## begin ENTRIES

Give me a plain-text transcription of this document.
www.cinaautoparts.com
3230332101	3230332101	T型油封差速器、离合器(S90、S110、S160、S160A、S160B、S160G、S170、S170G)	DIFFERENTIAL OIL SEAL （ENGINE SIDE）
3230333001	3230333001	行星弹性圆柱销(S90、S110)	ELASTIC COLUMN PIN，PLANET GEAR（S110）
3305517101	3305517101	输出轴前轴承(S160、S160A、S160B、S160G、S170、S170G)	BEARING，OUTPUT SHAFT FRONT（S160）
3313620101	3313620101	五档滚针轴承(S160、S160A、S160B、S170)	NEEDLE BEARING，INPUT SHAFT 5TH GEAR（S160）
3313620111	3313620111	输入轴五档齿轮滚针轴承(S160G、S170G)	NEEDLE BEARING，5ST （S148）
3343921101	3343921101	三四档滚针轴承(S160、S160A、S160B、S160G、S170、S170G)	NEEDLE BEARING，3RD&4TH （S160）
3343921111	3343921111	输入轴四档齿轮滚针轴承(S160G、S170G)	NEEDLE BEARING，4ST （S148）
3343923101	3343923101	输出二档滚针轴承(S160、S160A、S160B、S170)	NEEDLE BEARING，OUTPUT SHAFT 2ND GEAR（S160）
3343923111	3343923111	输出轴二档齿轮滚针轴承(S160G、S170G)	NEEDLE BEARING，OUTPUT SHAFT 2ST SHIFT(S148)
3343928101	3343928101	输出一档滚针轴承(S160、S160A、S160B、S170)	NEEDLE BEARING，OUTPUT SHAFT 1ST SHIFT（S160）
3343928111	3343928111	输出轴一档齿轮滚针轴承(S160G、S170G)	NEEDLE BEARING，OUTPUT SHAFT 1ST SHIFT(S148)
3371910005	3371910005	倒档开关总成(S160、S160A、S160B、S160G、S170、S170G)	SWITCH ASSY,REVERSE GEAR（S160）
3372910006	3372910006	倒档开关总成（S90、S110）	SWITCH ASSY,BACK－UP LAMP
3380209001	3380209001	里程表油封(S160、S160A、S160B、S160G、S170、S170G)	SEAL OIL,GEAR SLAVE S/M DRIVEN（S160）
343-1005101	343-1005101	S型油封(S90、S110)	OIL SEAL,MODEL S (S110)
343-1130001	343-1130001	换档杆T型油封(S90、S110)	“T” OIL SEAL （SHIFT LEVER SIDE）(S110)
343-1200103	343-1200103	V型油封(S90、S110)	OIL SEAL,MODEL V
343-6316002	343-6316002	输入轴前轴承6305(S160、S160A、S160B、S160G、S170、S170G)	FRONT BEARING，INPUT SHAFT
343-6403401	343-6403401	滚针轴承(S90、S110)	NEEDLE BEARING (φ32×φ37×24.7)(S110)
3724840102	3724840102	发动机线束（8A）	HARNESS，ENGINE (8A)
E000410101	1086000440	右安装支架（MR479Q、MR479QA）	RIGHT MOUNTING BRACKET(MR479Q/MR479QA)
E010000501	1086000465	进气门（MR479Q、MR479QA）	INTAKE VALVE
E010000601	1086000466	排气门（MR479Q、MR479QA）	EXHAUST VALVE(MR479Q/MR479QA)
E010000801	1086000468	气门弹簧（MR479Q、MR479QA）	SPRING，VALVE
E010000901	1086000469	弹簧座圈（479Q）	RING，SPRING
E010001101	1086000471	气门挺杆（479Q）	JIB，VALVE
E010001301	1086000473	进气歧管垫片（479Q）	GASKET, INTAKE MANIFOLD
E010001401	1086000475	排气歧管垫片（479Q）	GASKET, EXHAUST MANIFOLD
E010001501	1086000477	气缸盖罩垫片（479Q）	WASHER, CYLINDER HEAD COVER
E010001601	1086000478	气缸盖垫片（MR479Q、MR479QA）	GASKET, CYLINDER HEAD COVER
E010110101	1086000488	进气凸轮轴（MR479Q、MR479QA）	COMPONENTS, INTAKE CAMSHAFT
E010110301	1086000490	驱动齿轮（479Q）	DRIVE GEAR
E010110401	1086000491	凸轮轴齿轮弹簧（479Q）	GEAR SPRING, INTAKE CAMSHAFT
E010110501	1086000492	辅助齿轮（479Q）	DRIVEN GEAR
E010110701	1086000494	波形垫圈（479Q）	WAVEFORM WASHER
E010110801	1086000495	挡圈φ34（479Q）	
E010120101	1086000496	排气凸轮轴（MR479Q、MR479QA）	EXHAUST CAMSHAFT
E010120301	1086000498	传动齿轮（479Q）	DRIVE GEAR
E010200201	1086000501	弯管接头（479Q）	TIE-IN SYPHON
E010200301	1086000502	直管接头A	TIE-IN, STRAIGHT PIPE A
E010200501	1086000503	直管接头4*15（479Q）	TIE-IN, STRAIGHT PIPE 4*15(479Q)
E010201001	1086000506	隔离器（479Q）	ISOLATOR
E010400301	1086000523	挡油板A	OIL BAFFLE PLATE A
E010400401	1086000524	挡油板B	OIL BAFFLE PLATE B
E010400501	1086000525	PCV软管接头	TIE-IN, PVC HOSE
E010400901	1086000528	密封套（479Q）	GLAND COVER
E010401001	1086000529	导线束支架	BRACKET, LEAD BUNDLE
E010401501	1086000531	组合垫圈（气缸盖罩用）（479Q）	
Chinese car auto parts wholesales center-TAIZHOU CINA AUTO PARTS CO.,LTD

## end ENTRIES

In the listing above, locate each line with "CAMSHAFT" and copy it.

• [SOLUTION FOR THIS EXERCISE]:
E010110101	1086000488	进气凸轮轴（MR479Q、MR479QA）	COMPONENTS, INTAKE CAMSHAFT
E010110401	1086000491	凸轮轴齿轮弹簧（479Q）	GEAR SPRING, INTAKE CAMSHAFT
E010120101	1086000496	排气凸轮轴（MR479Q、MR479QA）	EXHAUST CAMSHAFT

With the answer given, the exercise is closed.